What you have to do: Gather up every line that includes the string "一战倾城".

Recorded information:
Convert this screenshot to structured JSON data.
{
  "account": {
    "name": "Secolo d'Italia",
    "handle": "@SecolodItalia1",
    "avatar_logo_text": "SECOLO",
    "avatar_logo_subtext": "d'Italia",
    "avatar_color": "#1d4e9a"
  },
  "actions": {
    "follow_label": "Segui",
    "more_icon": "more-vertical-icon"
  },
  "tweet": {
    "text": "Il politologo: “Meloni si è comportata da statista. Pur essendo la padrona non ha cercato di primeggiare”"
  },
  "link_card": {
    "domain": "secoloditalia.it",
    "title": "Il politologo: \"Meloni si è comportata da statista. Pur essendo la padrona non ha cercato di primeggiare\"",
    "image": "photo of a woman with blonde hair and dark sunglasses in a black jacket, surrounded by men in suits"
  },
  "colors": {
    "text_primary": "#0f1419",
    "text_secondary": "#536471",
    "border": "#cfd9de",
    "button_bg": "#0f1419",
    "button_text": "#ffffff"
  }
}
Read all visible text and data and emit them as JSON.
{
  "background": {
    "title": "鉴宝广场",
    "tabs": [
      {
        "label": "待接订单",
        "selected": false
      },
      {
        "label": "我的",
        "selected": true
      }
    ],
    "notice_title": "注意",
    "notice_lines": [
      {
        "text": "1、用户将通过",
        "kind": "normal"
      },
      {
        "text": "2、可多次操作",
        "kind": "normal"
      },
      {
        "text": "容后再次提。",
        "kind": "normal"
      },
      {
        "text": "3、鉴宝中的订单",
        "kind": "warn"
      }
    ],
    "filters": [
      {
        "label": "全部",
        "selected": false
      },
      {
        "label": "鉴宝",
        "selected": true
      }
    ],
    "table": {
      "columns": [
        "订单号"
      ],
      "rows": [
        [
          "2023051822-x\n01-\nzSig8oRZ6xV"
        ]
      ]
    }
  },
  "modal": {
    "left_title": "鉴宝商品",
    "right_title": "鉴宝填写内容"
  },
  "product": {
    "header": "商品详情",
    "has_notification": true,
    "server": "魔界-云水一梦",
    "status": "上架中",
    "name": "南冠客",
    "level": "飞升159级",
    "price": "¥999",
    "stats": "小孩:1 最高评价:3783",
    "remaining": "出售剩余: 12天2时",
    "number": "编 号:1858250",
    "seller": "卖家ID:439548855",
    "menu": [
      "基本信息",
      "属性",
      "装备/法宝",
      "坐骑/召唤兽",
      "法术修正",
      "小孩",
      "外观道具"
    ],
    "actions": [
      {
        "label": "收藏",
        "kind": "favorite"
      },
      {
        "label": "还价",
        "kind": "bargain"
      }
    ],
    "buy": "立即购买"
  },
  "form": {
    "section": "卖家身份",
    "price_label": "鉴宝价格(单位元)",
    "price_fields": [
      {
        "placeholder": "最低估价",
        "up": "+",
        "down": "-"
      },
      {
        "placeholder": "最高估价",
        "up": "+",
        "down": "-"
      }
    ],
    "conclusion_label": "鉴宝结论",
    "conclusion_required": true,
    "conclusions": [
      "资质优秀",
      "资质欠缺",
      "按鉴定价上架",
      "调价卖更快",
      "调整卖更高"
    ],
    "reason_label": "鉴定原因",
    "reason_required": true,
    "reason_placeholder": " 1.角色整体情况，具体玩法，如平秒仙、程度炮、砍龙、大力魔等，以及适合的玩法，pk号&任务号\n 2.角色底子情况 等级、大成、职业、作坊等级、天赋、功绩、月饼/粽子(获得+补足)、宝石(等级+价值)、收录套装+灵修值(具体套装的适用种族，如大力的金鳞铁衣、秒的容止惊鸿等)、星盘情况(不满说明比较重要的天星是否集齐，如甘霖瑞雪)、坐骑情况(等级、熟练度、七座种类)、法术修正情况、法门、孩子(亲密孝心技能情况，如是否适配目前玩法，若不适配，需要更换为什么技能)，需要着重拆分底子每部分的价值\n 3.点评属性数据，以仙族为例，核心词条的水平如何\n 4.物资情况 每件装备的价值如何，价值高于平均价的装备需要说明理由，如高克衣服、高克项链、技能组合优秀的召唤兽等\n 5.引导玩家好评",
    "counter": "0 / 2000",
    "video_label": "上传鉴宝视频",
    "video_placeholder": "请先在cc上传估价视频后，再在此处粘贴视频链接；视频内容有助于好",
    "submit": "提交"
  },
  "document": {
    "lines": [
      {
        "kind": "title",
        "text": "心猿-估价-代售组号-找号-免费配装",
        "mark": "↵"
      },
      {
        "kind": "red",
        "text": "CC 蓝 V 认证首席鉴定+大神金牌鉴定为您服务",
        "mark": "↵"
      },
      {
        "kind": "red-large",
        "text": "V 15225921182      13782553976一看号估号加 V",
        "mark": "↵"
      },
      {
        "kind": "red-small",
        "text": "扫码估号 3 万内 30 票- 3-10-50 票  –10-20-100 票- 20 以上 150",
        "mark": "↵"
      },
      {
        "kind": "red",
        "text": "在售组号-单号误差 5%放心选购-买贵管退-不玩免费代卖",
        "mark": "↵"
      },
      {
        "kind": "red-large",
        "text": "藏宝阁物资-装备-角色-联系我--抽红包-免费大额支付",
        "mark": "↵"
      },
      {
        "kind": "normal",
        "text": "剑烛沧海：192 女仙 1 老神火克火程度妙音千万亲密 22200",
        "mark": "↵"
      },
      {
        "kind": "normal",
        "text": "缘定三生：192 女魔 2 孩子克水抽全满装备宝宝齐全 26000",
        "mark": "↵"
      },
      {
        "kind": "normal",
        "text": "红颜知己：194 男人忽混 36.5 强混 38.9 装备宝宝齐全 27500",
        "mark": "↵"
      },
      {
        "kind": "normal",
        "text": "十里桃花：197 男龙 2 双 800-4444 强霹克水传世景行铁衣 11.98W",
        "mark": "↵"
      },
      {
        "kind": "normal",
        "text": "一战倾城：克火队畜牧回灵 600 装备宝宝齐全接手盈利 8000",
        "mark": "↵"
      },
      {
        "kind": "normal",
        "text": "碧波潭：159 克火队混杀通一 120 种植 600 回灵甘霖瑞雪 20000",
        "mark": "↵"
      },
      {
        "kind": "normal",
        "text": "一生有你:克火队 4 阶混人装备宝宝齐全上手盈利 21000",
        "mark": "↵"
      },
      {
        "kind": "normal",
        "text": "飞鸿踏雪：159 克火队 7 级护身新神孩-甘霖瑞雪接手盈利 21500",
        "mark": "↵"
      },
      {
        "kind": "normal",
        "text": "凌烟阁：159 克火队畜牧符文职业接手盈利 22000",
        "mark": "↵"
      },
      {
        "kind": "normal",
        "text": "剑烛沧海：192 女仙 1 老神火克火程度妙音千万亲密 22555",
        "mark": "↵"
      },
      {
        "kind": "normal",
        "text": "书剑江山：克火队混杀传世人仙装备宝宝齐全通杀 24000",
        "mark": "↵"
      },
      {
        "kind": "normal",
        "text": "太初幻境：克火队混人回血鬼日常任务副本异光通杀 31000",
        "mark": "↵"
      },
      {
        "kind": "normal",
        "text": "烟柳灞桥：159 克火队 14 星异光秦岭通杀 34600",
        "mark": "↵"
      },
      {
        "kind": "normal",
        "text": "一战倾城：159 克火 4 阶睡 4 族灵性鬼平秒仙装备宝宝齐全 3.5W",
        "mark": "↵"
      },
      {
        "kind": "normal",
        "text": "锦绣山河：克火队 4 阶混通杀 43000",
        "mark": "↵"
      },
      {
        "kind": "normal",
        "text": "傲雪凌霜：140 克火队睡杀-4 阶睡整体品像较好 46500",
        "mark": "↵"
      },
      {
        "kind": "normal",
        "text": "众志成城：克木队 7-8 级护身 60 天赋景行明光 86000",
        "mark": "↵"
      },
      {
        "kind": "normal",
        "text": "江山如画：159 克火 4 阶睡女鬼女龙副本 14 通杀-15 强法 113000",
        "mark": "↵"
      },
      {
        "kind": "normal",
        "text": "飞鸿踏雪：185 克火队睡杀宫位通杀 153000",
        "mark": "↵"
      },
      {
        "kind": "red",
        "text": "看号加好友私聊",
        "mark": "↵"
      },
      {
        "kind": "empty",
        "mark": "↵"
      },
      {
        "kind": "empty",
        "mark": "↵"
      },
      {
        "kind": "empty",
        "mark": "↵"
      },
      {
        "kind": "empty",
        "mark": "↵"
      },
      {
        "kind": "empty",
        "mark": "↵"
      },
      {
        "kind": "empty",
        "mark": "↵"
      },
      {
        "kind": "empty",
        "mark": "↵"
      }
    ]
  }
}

Final answer:
        "text": "一战倾城：克火队畜牧回灵 600 装备宝宝齐全接手盈利 8000",
        "text": "一战倾城：159 克火 4 阶睡 4 族灵性鬼平秒仙装备宝宝齐全 3.5W",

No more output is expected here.